WHAT TO DO
Without altering anything, repeat each of the records.

□ □ □

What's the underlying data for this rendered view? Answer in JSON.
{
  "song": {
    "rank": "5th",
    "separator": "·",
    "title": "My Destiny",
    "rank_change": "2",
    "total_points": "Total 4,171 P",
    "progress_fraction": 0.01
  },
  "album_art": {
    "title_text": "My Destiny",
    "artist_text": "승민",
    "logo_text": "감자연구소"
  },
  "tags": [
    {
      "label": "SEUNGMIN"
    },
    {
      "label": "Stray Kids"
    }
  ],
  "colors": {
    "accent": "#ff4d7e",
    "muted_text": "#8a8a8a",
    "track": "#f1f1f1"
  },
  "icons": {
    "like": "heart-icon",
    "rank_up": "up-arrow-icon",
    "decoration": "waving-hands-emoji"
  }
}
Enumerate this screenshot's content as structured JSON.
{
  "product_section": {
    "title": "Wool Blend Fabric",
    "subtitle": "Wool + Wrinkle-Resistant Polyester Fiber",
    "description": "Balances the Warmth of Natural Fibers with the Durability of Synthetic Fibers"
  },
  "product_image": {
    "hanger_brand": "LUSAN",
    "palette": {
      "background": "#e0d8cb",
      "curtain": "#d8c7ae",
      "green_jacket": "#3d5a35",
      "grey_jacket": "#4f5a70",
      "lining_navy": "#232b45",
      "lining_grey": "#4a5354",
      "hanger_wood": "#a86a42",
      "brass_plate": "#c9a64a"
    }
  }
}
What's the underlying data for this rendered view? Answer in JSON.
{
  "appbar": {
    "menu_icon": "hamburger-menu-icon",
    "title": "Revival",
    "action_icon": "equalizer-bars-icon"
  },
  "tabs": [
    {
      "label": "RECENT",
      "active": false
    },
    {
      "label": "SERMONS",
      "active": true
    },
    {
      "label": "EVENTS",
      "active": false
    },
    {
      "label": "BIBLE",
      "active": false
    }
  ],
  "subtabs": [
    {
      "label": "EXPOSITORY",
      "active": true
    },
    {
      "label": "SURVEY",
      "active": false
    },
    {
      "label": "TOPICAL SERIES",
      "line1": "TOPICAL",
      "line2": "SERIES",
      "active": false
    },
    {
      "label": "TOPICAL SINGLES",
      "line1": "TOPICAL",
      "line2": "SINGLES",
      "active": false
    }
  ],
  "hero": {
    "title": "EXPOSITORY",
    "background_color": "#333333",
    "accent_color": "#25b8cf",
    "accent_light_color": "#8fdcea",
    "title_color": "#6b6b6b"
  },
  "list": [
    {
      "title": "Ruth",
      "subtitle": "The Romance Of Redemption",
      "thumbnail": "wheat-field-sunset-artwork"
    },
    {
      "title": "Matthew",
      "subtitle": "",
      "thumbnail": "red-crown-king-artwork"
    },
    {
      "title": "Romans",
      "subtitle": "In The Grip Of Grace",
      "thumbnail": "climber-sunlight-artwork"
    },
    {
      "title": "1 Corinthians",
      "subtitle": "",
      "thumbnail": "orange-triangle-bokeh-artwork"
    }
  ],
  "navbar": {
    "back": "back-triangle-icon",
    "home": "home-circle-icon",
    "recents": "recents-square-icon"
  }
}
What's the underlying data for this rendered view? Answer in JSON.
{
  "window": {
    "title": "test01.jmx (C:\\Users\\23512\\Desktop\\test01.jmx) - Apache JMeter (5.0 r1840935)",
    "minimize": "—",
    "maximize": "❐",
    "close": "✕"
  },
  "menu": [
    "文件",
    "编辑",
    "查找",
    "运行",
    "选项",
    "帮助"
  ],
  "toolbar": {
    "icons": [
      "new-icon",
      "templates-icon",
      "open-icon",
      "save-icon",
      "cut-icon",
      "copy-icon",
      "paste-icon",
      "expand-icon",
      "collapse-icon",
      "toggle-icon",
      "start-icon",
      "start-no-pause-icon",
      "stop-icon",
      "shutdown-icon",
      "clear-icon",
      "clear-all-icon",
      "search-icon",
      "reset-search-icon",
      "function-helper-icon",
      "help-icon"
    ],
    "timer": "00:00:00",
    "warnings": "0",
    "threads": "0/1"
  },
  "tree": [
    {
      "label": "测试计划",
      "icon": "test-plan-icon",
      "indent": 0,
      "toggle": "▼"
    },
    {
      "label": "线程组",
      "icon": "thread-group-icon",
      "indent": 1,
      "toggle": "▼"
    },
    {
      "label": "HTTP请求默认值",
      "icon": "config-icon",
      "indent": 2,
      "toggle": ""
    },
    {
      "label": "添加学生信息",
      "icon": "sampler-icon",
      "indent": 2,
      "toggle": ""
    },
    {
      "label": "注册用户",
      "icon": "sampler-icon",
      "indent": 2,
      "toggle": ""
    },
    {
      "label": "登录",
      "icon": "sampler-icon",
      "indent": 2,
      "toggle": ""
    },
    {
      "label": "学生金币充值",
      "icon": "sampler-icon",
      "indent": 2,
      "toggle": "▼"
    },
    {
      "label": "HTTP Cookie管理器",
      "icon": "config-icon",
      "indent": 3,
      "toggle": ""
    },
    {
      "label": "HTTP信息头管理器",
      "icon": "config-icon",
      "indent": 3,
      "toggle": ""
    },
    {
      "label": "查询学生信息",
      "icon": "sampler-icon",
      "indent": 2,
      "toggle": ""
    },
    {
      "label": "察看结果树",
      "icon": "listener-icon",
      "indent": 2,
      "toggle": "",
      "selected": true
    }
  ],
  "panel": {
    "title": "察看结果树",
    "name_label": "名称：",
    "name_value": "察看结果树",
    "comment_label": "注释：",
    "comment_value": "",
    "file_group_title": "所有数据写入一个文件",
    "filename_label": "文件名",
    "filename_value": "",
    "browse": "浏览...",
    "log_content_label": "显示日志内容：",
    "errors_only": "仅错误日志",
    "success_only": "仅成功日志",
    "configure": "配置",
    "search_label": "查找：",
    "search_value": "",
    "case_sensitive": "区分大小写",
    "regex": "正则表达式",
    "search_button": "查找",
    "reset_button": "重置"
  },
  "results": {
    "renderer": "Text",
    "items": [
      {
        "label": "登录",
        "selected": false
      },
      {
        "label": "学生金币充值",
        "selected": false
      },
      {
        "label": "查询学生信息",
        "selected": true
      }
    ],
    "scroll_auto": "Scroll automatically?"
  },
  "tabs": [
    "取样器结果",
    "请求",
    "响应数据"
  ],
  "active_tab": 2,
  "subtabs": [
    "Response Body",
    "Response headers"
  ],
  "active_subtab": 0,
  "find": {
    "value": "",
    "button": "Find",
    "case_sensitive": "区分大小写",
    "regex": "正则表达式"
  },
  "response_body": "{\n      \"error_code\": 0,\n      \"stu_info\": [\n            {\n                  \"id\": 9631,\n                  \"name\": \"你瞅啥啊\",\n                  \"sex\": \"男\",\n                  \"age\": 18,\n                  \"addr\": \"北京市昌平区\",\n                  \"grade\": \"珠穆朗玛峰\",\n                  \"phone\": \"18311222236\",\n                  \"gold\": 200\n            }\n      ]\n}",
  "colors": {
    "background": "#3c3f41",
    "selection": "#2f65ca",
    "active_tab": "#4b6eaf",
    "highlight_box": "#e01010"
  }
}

□ □ □

EXERCISE OUTPUT
What's the underlying data for this rendered view? Answer in JSON.
{
  "song": {
    "rank": "5th",
    "separator": "·",
    "title": "My Destiny",
    "rank_change": "2",
    "total_points": "Total 4,171 P",
    "progress_fraction": 0.01
  },
  "album_art": {
    "title_text": "My Destiny",
    "artist_text": "승민",
    "logo_text": "감자연구소"
  },
  "tags": [
    {
      "label": "SEUNGMIN"
    },
    {
      "label": "Stray Kids"
    }
  ],
  "colors": {
    "accent": "#ff4d7e",
    "muted_text": "#8a8a8a",
    "track": "#f1f1f1"
  },
  "icons": {
    "like": "heart-icon",
    "rank_up": "up-arrow-icon",
    "decoration": "waving-hands-emoji"
  }
}
Enumerate this screenshot's content as structured JSON.
{
  "product_section": {
    "title": "Wool Blend Fabric",
    "subtitle": "Wool + Wrinkle-Resistant Polyester Fiber",
    "description": "Balances the Warmth of Natural Fibers with the Durability of Synthetic Fibers"
  },
  "product_image": {
    "hanger_brand": "LUSAN",
    "palette": {
      "background": "#e0d8cb",
      "curtain": "#d8c7ae",
      "green_jacket": "#3d5a35",
      "grey_jacket": "#4f5a70",
      "lining_navy": "#232b45",
      "lining_grey": "#4a5354",
      "hanger_wood": "#a86a42",
      "brass_plate": "#c9a64a"
    }
  }
}
What's the underlying data for this rendered view? Answer in JSON.
{
  "appbar": {
    "menu_icon": "hamburger-menu-icon",
    "title": "Revival",
    "action_icon": "equalizer-bars-icon"
  },
  "tabs": [
    {
      "label": "RECENT",
      "active": false
    },
    {
      "label": "SERMONS",
      "active": true
    },
    {
      "label": "EVENTS",
      "active": false
    },
    {
      "label": "BIBLE",
      "active": false
    }
  ],
  "subtabs": [
    {
      "label": "EXPOSITORY",
      "active": true
    },
    {
      "label": "SURVEY",
      "active": false
    },
    {
      "label": "TOPICAL SERIES",
      "line1": "TOPICAL",
      "line2": "SERIES",
      "active": false
    },
    {
      "label": "TOPICAL SINGLES",
      "line1": "TOPICAL",
      "line2": "SINGLES",
      "active": false
    }
  ],
  "hero": {
    "title": "EXPOSITORY",
    "background_color": "#333333",
    "accent_color": "#25b8cf",
    "accent_light_color": "#8fdcea",
    "title_color": "#6b6b6b"
  },
  "list": [
    {
      "title": "Ruth",
      "subtitle": "The Romance Of Redemption",
      "thumbnail": "wheat-field-sunset-artwork"
    },
    {
      "title": "Matthew",
      "subtitle": "",
      "thumbnail": "red-crown-king-artwork"
    },
    {
      "title": "Romans",
      "subtitle": "In The Grip Of Grace",
      "thumbnail": "climber-sunlight-artwork"
    },
    {
      "title": "1 Corinthians",
      "subtitle": "",
      "thumbnail": "orange-triangle-bokeh-artwork"
    }
  ],
  "navbar": {
    "back": "back-triangle-icon",
    "home": "home-circle-icon",
    "recents": "recents-square-icon"
  }
}
What's the underlying data for this rendered view? Answer in JSON.
{
  "window": {
    "title": "test01.jmx (C:\\Users\\23512\\Desktop\\test01.jmx) - Apache JMeter (5.0 r1840935)",
    "minimize": "—",
    "maximize": "❐",
    "close": "✕"
  },
  "menu": [
    "文件",
    "编辑",
    "查找",
    "运行",
    "选项",
    "帮助"
  ],
  "toolbar": {
    "icons": [
      "new-icon",
      "templates-icon",
      "open-icon",
      "save-icon",
      "cut-icon",
      "copy-icon",
      "paste-icon",
      "expand-icon",
      "collapse-icon",
      "toggle-icon",
      "start-icon",
      "start-no-pause-icon",
      "stop-icon",
      "shutdown-icon",
      "clear-icon",
      "clear-all-icon",
      "search-icon",
      "reset-search-icon",
      "function-helper-icon",
      "help-icon"
    ],
    "timer": "00:00:00",
    "warnings": "0",
    "threads": "0/1"
  },
  "tree": [
    {
      "label": "测试计划",
      "icon": "test-plan-icon",
      "indent": 0,
      "toggle": "▼"
    },
    {
      "label": "线程组",
      "icon": "thread-group-icon",
      "indent": 1,
      "toggle": "▼"
    },
    {
      "label": "HTTP请求默认值",
      "icon": "config-icon",
      "indent": 2,
      "toggle": ""
    },
    {
      "label": "添加学生信息",
      "icon": "sampler-icon",
      "indent": 2,
      "toggle": ""
    },
    {
      "label": "注册用户",
      "icon": "sampler-icon",
      "indent": 2,
      "toggle": ""
    },
    {
      "label": "登录",
      "icon": "sampler-icon",
      "indent": 2,
      "toggle": ""
    },
    {
      "label": "学生金币充值",
      "icon": "sampler-icon",
      "indent": 2,
      "toggle": "▼"
    },
    {
      "label": "HTTP Cookie管理器",
      "icon": "config-icon",
      "indent": 3,
      "toggle": ""
    },
    {
      "label": "HTTP信息头管理器",
      "icon": "config-icon",
      "indent": 3,
      "toggle": ""
    },
    {
      "label": "查询学生信息",
      "icon": "sampler-icon",
      "indent": 2,
      "toggle": ""
    },
    {
      "label": "察看结果树",
      "icon": "listener-icon",
      "indent": 2,
      "toggle": "",
      "selected": true
    }
  ],
  "panel": {
    "title": "察看结果树",
    "name_label": "名称：",
    "name_value": "察看结果树",
    "comment_label": "注释：",
    "comment_value": "",
    "file_group_title": "所有数据写入一个文件",
    "filename_label": "文件名",
    "filename_value": "",
    "browse": "浏览...",
    "log_content_label": "显示日志内容：",
    "errors_only": "仅错误日志",
    "success_only": "仅成功日志",
    "configure": "配置",
    "search_label": "查找：",
    "search_value": "",
    "case_sensitive": "区分大小写",
    "regex": "正则表达式",
    "search_button": "查找",
    "reset_button": "重置"
  },
  "results": {
    "renderer": "Text",
    "items": [
      {
        "label": "登录",
        "selected": false
      },
      {
        "label": "学生金币充值",
        "selected": false
      },
      {
        "label": "查询学生信息",
        "selected": true
      }
    ],
    "scroll_auto": "Scroll automatically?"
  },
  "tabs": [
    "取样器结果",
    "请求",
    "响应数据"
  ],
  "active_tab": 2,
  "subtabs": [
    "Response Body",
    "Response headers"
  ],
  "active_subtab": 0,
  "find": {
    "value": "",
    "button": "Find",
    "case_sensitive": "区分大小写",
    "regex": "正则表达式"
  },
  "response_body": "{\n      \"error_code\": 0,\n      \"stu_info\": [\n            {\n                  \"id\": 9631,\n                  \"name\": \"你瞅啥啊\",\n                  \"sex\": \"男\",\n                  \"age\": 18,\n                  \"addr\": \"北京市昌平区\",\n                  \"grade\": \"珠穆朗玛峰\",\n                  \"phone\": \"18311222236\",\n                  \"gold\": 200\n            }\n      ]\n}",
  "colors": {
    "background": "#3c3f41",
    "selection": "#2f65ca",
    "active_tab": "#4b6eaf",
    "highlight_box": "#e01010"
  }
}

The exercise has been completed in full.